● **Instruction**
Write the number of lines holding the word "Oferta", and nothing else.
## START Data provided
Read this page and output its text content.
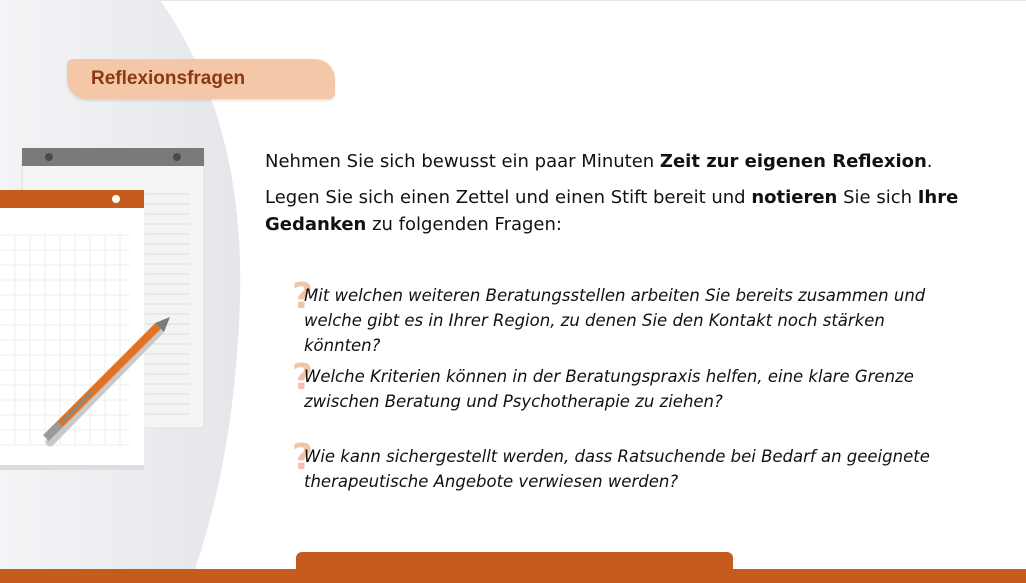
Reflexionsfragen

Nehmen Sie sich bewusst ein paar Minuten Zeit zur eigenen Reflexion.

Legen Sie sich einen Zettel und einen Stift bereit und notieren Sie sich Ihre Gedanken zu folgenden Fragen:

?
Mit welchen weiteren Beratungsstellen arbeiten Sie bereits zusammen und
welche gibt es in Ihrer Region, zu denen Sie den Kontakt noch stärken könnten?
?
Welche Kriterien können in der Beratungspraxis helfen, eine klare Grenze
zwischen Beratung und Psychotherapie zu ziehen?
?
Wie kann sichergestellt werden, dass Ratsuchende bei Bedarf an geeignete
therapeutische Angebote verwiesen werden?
## END Data provided
## START Data provided
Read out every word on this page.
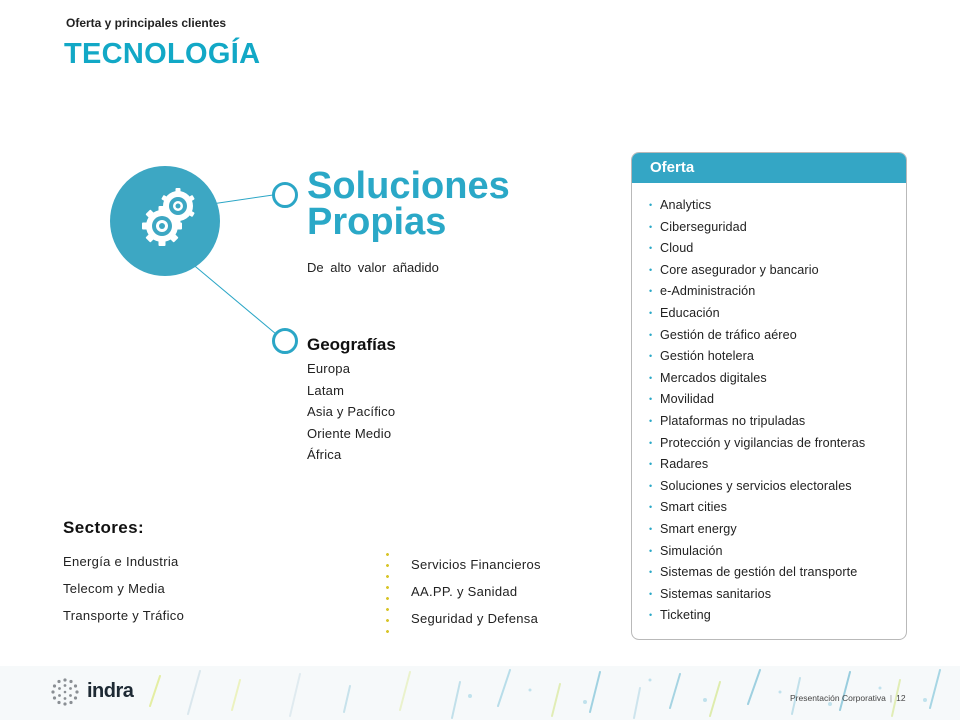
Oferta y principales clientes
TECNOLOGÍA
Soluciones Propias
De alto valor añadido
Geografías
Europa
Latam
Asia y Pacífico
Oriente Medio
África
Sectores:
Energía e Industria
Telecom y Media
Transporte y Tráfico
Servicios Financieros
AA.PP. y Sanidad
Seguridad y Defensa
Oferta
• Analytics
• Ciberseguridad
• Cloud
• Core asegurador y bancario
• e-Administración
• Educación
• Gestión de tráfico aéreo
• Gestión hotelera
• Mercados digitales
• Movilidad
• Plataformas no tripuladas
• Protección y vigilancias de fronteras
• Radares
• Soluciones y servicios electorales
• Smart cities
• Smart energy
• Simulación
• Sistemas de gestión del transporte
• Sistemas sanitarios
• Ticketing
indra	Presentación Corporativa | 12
## END Data provided
● **Solved problem**
2